Provide the number of lines containing the word "whom", and nothing else.

* begin Material for this exercise *

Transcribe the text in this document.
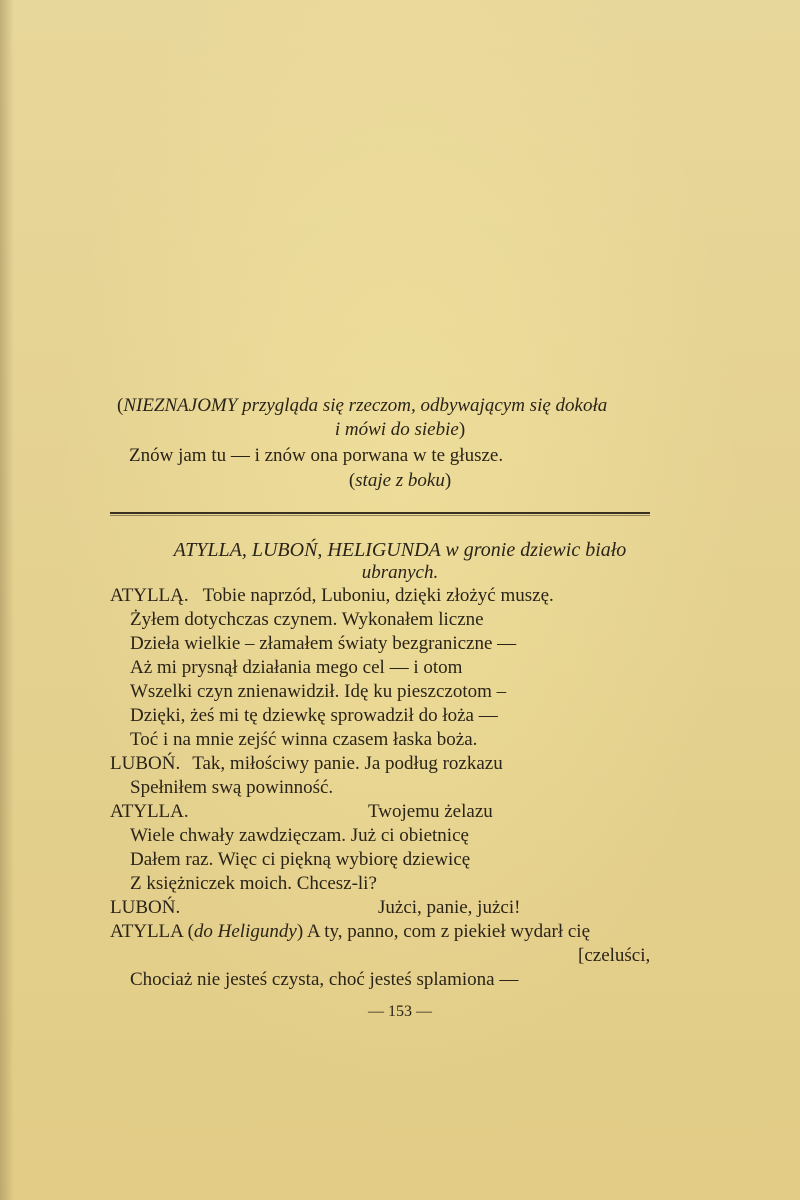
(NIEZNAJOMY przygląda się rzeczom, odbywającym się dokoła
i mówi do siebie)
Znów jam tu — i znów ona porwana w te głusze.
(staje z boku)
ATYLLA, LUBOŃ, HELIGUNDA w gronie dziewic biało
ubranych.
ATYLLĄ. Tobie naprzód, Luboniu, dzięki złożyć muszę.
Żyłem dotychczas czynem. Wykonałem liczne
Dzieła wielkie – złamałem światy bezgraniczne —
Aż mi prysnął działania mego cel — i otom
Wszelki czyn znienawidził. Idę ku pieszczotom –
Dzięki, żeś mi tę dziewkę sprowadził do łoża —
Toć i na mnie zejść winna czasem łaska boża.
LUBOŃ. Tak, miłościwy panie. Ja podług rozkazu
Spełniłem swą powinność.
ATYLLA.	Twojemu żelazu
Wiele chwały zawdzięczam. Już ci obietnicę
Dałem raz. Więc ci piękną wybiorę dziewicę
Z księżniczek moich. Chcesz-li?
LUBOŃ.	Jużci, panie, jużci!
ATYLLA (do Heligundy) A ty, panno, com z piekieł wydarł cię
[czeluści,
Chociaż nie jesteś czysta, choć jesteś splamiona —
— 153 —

* end Material for this exercise *
* begin Material for this exercise *

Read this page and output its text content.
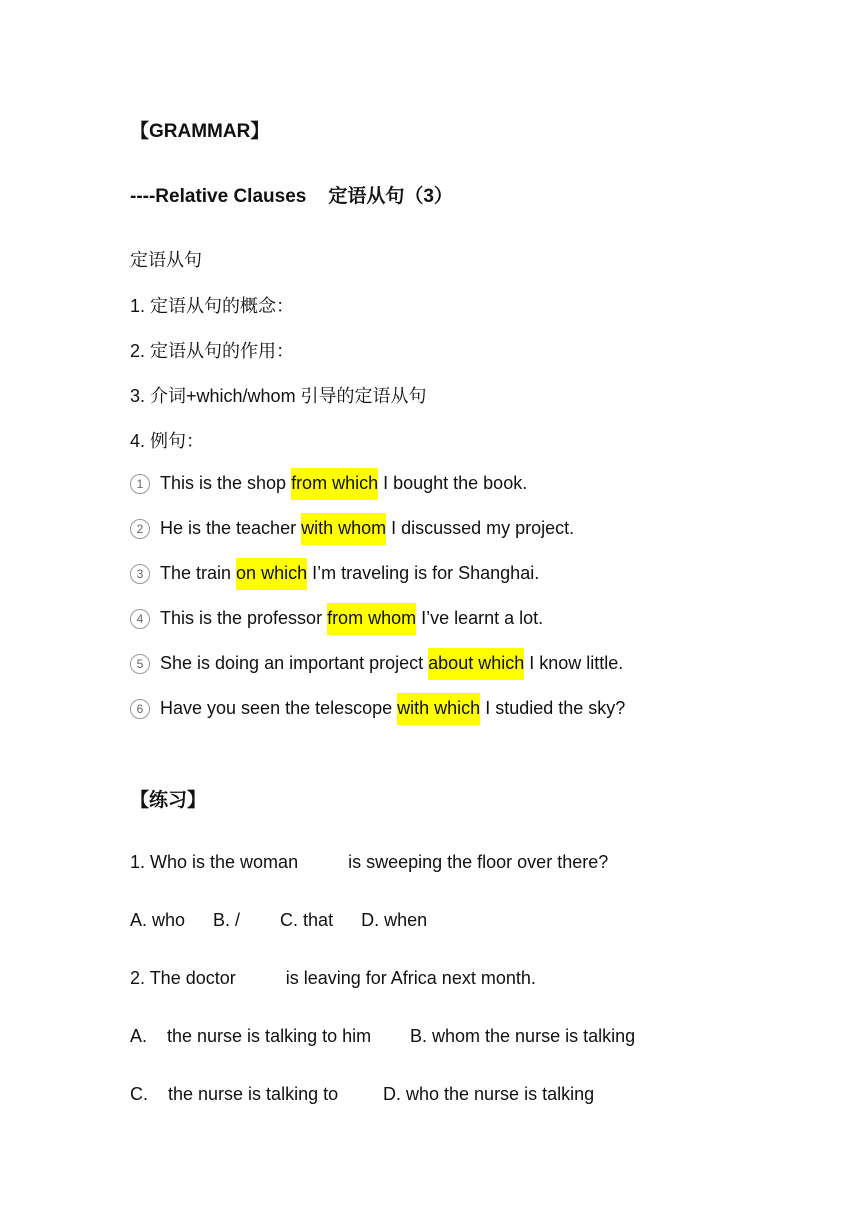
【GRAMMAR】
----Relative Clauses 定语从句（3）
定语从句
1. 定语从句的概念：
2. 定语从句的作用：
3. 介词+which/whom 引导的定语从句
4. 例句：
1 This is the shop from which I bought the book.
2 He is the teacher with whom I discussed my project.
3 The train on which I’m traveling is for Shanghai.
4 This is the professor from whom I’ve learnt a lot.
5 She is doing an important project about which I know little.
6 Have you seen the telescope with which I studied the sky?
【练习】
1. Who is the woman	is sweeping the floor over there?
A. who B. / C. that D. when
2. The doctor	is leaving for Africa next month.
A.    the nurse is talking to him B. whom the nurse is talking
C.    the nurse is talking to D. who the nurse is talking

* end Material for this exercise *

● Exercise solution
4